§ What the exercise asks:
Look through the listing below and give the number of lines that hold "Assignment". Say nothing more.

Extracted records
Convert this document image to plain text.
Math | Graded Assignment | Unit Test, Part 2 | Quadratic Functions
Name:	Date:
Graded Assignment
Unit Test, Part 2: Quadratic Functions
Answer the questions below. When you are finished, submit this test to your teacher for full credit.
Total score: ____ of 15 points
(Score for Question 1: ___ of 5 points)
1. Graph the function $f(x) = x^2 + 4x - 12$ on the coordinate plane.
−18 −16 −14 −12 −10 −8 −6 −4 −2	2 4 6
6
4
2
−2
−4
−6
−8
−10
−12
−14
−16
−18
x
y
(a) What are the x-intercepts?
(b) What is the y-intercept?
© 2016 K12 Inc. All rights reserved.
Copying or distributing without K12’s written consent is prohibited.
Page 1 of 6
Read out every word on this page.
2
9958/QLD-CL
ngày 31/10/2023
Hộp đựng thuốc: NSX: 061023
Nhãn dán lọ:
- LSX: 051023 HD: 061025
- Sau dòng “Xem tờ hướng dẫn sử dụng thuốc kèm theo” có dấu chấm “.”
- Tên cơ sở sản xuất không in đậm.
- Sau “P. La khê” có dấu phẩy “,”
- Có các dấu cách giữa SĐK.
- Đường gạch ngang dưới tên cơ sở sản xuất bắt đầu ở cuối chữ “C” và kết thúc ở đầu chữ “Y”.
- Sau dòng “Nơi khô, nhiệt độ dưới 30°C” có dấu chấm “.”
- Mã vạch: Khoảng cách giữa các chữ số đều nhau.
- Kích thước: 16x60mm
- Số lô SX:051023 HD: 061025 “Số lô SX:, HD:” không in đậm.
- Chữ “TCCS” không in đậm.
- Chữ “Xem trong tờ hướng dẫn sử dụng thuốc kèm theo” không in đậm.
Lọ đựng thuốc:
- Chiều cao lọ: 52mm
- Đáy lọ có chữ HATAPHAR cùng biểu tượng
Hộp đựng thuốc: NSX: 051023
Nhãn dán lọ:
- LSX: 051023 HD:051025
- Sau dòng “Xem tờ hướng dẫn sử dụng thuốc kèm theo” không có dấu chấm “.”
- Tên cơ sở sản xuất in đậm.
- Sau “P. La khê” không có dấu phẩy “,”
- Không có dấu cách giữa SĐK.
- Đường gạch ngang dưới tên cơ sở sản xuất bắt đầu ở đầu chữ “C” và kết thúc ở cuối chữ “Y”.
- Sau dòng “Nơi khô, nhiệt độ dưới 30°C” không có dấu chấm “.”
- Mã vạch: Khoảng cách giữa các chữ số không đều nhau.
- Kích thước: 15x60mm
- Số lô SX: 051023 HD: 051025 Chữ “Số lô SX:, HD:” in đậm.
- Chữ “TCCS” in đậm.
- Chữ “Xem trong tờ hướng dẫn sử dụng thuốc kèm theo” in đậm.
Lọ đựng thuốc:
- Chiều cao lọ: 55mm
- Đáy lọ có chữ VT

§ Written answer:
2